READING PASSAGE
▼

## Problem Description and Formulation

The problem is a linear programming optimization problem. The goal is to maximize the profit from selling AA and D batteries given certain constraints.

### Variables:
- \(x\): The number of AA batteries to stock.
- \(y\): The number of D batteries to stock.

### Objective Function:
The profit per AA battery is $0.50, and the profit per D battery is $1. The objective function to maximize profit (\(P\)) is:
\[ P = 0.50x + 1y \]

### Constraints:
1. **Budget Constraint**: The store has a budget of $1000. Each AA battery costs $1, and each D battery costs $3. Therefore:
\[ 1x + 3y \leq 1000 \]

2. **Demand Constraint**: The monthly demand for both batteries will not exceed 1000:
\[ x + y \leq 1000 \]

3. **Non-Negativity Constraints**: The number of batteries cannot be negative:
\[ x \geq 0, y \geq 0 \]

## Gurobi Code

To solve this problem using Gurobi in Python, we will use the following code:

```python
import gurobipy as gp

# Create a new model
model = gp.Model("Battery_Stocking")

# Define variables
x = model.addVar(name="AA_Batteries", lb=0, ub=1000, vtype=gp.GRB.INTEGER)
y = model.addVar(name="D_Batteries", lb=0, ub=1000, vtype=gp.GRB.INTEGER)

# Objective function: Maximize profit
model.setObjective(0.50 * x + 1 * y, gp.GRB.MAXIMIZE)

# Budget constraint
model.addConstr(x + 3 * y <= 1000, name="Budget_Constraint")

# Demand constraint
model.addConstr(x + y <= 1000, name="Demand_Constraint")

# Solve the model
model.optimize()

# Print the solution
if model.status == gp.GRB.OPTIMAL:
    print(f"Optimal solution: AA Batteries = {x.varValue}, D Batteries = {y.varValue}")
    print(f"Max Profit: {model.objVal}")
else:
    print("The model is infeasible")
```

▲

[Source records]
▼

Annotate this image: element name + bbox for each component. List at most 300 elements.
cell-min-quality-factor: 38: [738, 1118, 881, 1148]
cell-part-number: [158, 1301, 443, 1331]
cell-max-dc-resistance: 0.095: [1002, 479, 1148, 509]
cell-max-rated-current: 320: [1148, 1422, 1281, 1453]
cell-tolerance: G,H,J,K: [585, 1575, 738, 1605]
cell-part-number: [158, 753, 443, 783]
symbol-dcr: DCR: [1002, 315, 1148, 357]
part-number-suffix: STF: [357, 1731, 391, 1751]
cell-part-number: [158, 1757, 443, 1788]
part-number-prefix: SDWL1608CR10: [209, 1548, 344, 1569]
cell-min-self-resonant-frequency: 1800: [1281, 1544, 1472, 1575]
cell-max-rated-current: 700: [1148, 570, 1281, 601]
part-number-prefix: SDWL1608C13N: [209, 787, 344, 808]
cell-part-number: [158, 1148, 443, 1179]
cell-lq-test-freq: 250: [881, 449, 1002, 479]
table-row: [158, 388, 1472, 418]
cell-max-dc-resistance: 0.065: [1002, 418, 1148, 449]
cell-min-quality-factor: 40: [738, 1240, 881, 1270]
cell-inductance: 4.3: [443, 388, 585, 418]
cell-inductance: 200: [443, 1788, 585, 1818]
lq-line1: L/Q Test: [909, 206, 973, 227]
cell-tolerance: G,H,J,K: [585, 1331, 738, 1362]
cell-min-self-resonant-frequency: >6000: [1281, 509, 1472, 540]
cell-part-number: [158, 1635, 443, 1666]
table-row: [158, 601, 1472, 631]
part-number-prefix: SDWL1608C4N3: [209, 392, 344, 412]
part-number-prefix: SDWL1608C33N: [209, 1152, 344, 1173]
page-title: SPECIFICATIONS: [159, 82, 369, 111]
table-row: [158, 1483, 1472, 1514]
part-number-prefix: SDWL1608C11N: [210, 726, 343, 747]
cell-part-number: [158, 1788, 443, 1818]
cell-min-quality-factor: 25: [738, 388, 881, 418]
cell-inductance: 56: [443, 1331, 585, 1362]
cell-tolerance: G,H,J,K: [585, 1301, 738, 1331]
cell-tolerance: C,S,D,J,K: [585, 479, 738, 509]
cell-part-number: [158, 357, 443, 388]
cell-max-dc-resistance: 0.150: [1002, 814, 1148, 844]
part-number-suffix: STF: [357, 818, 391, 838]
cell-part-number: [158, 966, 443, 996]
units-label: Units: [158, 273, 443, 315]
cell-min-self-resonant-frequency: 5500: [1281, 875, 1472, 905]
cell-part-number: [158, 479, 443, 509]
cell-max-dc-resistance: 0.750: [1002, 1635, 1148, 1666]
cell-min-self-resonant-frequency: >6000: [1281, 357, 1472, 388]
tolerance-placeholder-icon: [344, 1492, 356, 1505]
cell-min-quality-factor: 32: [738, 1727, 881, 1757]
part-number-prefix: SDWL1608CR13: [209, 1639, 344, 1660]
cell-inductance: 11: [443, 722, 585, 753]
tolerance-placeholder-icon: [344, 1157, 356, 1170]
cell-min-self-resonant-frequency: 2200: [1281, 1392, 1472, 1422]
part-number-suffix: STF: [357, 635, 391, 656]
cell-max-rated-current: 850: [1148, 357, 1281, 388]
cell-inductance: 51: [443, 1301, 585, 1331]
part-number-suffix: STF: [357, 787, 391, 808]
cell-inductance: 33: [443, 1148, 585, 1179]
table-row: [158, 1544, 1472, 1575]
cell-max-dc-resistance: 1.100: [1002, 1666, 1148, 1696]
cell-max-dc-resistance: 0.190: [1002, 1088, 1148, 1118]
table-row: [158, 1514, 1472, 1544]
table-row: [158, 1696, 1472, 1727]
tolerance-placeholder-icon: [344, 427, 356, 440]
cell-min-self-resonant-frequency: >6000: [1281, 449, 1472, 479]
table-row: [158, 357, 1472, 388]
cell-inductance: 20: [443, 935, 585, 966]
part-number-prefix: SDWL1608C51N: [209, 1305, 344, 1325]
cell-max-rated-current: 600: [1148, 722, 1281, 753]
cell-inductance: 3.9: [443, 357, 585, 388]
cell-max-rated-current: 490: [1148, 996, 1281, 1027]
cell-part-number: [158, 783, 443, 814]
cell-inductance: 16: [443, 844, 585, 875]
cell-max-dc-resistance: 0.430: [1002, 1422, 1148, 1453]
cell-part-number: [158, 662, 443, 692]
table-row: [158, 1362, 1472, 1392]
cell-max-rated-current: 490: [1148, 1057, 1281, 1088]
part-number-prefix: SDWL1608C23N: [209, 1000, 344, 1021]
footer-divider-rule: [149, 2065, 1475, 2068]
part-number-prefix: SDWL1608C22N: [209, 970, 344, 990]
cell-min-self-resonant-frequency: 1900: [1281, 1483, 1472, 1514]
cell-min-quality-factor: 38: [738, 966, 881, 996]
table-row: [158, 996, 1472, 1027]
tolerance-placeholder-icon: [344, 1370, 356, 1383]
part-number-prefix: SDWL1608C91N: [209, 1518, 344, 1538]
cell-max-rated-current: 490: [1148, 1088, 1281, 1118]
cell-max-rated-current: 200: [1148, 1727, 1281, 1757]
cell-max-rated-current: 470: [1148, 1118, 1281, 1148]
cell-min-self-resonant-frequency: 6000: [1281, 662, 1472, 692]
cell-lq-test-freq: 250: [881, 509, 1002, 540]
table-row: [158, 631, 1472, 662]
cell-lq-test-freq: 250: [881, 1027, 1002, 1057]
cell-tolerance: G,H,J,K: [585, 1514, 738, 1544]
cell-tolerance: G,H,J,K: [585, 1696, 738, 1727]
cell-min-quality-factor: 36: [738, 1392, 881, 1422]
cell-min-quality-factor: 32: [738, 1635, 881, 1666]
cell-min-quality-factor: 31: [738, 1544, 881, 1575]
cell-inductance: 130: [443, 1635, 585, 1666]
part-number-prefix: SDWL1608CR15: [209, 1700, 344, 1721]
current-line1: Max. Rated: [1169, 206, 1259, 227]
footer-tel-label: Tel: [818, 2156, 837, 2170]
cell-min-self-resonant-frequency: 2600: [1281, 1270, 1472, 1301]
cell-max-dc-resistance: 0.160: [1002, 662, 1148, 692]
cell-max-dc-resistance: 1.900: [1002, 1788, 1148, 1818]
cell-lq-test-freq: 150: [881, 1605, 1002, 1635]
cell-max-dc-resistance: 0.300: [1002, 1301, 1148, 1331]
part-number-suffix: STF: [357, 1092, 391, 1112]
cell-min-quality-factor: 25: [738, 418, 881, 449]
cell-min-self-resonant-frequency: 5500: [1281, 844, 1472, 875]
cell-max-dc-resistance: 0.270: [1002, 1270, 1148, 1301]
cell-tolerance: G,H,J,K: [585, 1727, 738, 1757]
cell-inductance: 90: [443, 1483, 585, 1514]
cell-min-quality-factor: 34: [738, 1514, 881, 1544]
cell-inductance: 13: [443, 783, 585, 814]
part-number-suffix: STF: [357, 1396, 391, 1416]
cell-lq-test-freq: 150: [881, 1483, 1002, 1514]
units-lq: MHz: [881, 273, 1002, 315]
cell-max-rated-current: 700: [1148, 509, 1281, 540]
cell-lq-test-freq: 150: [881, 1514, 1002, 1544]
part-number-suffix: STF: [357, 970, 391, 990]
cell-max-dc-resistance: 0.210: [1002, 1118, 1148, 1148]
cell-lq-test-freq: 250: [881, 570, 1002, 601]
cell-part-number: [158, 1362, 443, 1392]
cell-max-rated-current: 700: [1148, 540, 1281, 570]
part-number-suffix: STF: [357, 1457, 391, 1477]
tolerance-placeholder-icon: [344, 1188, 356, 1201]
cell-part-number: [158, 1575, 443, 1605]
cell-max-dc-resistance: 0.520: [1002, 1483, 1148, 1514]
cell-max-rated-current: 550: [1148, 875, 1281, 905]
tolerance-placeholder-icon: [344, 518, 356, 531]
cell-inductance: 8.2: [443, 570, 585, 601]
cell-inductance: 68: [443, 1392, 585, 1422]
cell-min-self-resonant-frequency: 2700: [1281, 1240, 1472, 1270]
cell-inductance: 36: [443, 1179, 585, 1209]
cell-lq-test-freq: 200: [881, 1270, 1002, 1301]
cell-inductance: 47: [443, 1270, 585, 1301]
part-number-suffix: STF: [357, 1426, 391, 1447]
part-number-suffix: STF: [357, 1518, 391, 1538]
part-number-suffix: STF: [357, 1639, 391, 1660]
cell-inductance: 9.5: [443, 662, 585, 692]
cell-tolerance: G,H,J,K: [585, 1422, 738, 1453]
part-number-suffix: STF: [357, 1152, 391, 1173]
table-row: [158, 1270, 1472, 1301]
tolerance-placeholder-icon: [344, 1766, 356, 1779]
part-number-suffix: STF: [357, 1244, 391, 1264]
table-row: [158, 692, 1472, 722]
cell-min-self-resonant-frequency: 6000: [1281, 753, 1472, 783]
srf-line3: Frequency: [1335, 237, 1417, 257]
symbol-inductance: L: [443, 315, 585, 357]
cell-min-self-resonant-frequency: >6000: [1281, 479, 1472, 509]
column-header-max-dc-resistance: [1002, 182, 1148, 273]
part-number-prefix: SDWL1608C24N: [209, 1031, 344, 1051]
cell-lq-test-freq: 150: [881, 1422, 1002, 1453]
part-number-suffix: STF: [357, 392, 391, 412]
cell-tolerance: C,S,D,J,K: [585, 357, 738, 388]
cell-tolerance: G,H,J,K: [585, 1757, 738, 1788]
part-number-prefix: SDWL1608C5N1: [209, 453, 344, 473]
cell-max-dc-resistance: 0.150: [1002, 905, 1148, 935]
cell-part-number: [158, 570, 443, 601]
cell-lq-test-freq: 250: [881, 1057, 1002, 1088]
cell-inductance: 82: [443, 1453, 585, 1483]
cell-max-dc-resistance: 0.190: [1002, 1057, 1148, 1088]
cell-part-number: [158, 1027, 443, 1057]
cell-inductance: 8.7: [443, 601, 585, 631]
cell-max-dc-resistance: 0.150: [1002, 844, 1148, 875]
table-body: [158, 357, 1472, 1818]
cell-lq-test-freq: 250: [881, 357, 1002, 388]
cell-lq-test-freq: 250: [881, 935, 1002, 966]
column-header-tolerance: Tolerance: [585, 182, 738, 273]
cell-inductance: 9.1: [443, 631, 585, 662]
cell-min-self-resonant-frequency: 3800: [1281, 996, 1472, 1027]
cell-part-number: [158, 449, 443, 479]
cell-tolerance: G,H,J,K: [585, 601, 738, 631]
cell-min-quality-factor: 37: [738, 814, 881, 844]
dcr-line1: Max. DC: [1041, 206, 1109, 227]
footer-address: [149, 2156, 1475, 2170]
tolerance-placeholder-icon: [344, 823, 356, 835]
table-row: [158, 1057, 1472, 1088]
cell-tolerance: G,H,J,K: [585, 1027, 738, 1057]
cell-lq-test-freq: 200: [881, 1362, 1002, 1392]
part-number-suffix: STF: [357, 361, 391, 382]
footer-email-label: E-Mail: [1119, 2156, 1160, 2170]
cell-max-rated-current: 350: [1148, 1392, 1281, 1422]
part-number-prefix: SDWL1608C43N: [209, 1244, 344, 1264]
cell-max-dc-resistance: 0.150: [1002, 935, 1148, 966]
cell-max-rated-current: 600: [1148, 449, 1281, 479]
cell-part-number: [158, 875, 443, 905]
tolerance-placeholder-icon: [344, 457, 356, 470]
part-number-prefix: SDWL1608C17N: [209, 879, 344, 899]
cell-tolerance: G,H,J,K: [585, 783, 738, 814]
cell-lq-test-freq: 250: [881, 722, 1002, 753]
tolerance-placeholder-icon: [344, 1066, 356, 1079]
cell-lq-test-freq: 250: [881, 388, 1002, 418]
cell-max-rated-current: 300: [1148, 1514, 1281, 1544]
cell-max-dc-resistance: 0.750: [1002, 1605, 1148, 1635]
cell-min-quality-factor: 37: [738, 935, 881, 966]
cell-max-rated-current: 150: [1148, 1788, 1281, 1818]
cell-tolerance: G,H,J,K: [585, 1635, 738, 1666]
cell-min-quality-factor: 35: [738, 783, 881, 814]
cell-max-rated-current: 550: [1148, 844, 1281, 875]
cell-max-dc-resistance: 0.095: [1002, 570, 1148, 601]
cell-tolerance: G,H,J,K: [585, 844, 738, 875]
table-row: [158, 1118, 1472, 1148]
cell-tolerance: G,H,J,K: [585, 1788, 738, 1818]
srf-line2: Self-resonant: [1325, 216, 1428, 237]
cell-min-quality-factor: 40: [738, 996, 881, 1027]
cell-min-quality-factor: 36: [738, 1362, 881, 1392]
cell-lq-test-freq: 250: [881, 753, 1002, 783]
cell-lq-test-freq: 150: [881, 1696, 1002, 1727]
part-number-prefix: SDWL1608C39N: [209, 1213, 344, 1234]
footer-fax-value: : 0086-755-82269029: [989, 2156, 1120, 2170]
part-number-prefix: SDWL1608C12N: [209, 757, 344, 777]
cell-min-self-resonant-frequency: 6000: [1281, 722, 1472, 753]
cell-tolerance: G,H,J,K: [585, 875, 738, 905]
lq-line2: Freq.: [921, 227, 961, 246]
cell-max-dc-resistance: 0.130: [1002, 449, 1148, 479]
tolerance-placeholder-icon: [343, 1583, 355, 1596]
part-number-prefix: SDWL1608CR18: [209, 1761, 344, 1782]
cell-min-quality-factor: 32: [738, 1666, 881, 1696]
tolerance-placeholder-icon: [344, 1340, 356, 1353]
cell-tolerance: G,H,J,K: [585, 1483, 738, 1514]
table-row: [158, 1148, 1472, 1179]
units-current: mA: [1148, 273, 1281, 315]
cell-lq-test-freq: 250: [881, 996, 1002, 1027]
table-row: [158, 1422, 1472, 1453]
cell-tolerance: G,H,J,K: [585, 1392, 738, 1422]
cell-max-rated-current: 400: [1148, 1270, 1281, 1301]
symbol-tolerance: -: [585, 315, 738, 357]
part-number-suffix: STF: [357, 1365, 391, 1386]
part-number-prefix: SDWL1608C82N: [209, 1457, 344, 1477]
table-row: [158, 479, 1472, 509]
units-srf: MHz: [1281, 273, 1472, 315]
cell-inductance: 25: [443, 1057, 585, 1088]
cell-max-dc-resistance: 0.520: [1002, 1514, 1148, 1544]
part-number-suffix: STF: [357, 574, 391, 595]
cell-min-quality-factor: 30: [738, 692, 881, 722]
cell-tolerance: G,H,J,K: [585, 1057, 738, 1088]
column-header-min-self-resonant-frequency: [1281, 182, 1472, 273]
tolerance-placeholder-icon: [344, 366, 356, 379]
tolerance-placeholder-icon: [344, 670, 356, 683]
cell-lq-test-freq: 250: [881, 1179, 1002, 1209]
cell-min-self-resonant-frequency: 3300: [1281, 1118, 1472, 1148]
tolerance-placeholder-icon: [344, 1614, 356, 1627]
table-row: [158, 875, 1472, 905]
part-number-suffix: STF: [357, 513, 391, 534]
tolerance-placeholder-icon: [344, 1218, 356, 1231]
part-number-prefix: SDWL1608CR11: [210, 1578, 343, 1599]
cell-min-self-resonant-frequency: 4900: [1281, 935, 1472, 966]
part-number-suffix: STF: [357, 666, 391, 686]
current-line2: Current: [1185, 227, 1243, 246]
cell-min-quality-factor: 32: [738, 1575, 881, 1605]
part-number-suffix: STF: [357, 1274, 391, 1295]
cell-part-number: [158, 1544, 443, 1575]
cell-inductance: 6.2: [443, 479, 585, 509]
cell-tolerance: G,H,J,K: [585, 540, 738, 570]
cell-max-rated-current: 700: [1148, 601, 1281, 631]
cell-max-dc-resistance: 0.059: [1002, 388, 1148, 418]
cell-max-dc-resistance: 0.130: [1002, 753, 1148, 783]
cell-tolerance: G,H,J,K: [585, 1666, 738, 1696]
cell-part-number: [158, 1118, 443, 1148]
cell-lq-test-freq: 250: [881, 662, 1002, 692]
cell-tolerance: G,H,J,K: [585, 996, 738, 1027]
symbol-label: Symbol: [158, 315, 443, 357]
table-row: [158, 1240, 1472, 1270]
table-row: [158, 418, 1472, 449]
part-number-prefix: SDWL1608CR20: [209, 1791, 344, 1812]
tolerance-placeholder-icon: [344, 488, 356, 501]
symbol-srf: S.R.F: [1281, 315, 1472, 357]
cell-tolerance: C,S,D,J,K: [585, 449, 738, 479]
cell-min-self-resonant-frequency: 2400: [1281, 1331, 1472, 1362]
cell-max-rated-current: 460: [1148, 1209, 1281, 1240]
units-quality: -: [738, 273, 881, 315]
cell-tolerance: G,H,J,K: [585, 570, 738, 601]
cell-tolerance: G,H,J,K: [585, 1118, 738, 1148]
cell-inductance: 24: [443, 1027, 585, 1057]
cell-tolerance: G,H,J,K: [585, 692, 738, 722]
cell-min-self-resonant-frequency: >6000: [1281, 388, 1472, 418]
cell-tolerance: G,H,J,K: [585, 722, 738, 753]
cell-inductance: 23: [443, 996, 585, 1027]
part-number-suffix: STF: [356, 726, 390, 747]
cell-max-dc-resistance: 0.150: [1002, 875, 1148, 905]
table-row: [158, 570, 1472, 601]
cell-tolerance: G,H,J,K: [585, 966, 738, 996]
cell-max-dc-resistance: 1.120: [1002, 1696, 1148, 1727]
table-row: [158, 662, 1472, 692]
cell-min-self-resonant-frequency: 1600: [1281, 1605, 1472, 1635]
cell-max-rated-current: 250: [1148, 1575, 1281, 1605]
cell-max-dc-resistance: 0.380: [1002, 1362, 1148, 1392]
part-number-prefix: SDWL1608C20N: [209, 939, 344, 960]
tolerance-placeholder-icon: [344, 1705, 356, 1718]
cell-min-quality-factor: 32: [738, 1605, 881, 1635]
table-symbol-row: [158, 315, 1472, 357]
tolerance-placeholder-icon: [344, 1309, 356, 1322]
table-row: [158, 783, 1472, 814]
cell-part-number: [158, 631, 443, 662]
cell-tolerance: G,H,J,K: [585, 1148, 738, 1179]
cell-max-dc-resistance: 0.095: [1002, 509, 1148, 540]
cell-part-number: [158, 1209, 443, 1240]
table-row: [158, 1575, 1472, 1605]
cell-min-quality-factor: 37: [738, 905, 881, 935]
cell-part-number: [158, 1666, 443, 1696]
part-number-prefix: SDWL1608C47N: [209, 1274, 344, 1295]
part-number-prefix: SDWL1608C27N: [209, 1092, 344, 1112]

▲

ACTION ITEM A
In the battery-stocking write-up, how much does each D battery cost the store?
ACTION ITEM B
Write out the part of the battery-stocking write-up between "# Create a new" and "1 * y, gp.GRB.MAXIMIZE)", inclusive.

TASK OUTPUT A
Each D battery costs $3.

TASK OUTPUT B
# Create a new model
model = gp.Model("Battery_Stocking")

# Define variables
x = model.addVar(name="AA_Batteries", lb=0, ub=1000, vtype=gp.GRB.INTEGER)
y = model.addVar(name="D_Batteries", lb=0, ub=1000, vtype=gp.GRB.INTEGER)

# Objective function: Maximize profit
model.setObjective(0.50 * x + 1 * y, gp.GRB.MAXIMIZE)